* START RECORDED DATA *

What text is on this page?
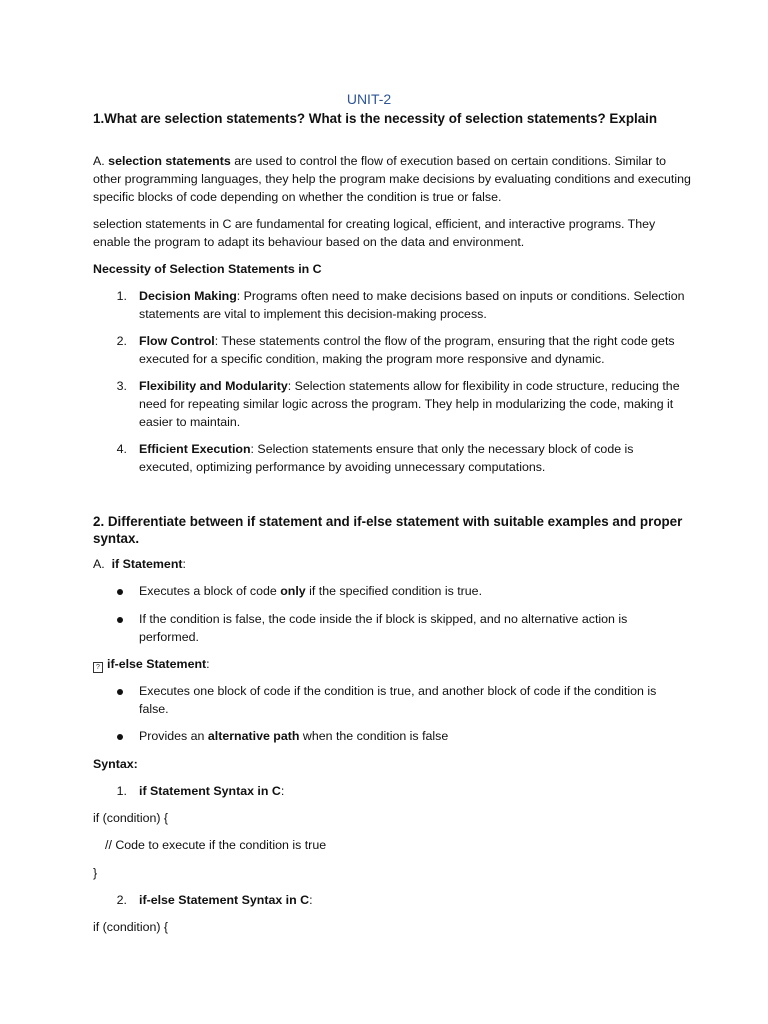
UNIT-2
1.What are selection statements? What is the necessity of selection statements? Explain
A. selection statements are used to control the flow of execution based on certain conditions. Similar to other programming languages, they help the program make decisions by evaluating conditions and executing specific blocks of code depending on whether the condition is true or false.
selection statements in C are fundamental for creating logical, efficient, and interactive programs. They enable the program to adapt its behaviour based on the data and environment.
Necessity of Selection Statements in C
1. Decision Making: Programs often need to make decisions based on inputs or conditions. Selection statements are vital to implement this decision-making process.
2. Flow Control: These statements control the flow of the program, ensuring that the right code gets executed for a specific condition, making the program more responsive and dynamic.
3. Flexibility and Modularity: Selection statements allow for flexibility in code structure, reducing the need for repeating similar logic across the program. They help in modularizing the code, making it easier to maintain.
4. Efficient Execution: Selection statements ensure that only the necessary block of code is executed, optimizing performance by avoiding unnecessary computations.
2. Differentiate between if statement and if-else statement with suitable examples and proper syntax.
A. if Statement:
Executes a block of code only if the specified condition is true.
If the condition is false, the code inside the if block is skipped, and no alternative action is performed.
? if-else Statement:
Executes one block of code if the condition is true, and another block of code if the condition is false.
Provides an alternative path when the condition is false
Syntax:
1. if Statement Syntax in C:
if (condition) {
// Code to execute if the condition is true
}
2. if-else Statement Syntax in C:
if (condition) {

* END RECORDED DATA *

Where a line of the records above holds the word "only", copy that line.

4. Efficient Execution: Selection statements ensure that only the necessary block of code is executed, optimizing performance by avoiding unnecessary computations.
Executes a block of code only if the specified condition is true.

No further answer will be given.